Extracted data entries:
++++++

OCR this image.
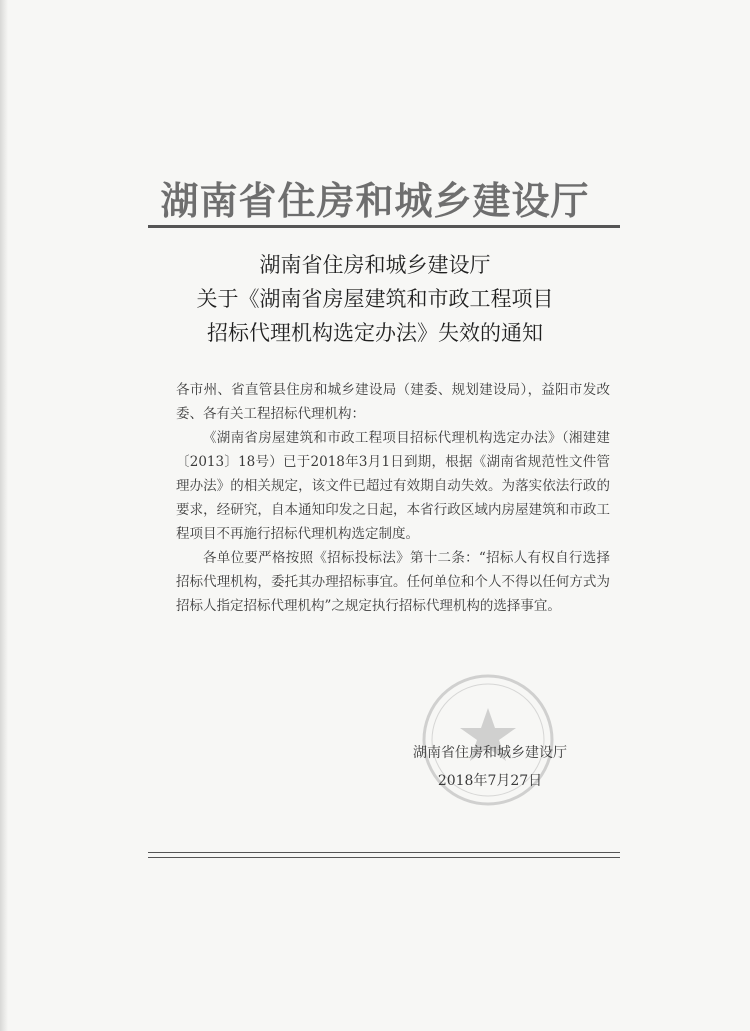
湖南省住房和城乡建设厅
湖南省住房和城乡建设厅
关于《湖南省房屋建筑和市政工程项目
招标代理机构选定办法》失效的通知

各市州、省直管县住房和城乡建设局（建委、规划建设局），益阳市发改委、各有关工程招标代理机构：

《湖南省房屋建筑和市政工程项目招标代理机构选定办法》（湘建建〔2013〕18号）已于2018年3月1日到期，根据《湖南省规范性文件管理办法》的相关规定，该文件已超过有效期自动失效。为落实依法行政的要求，经研究，自本通知印发之日起，本省行政区域内房屋建筑和市政工程项目不再施行招标代理机构选定制度。

各单位要严格按照《招标投标法》第十二条：“招标人有权自行选择招标代理机构，委托其办理招标事宜。任何单位和个人不得以任何方式为招标人指定招标代理机构”之规定执行招标代理机构的选择事宜。

湖南省住房和城乡建设厅
2018年7月27日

++++++

▶ _Goal_
All records should be output exactly, with the pictures left out.

▶ _Reply_
OCR this image.
湖南省住房和城乡建设厅
湖南省住房和城乡建设厅
关于《湖南省房屋建筑和市政工程项目
招标代理机构选定办法》失效的通知

各市州、省直管县住房和城乡建设局（建委、规划建设局），益阳市发改委、各有关工程招标代理机构：

《湖南省房屋建筑和市政工程项目招标代理机构选定办法》（湘建建〔2013〕18号）已于2018年3月1日到期，根据《湖南省规范性文件管理办法》的相关规定，该文件已超过有效期自动失效。为落实依法行政的要求，经研究，自本通知印发之日起，本省行政区域内房屋建筑和市政工程项目不再施行招标代理机构选定制度。

各单位要严格按照《招标投标法》第十二条：“招标人有权自行选择招标代理机构，委托其办理招标事宜。任何单位和个人不得以任何方式为招标人指定招标代理机构”之规定执行招标代理机构的选择事宜。

湖南省住房和城乡建设厅
2018年7月27日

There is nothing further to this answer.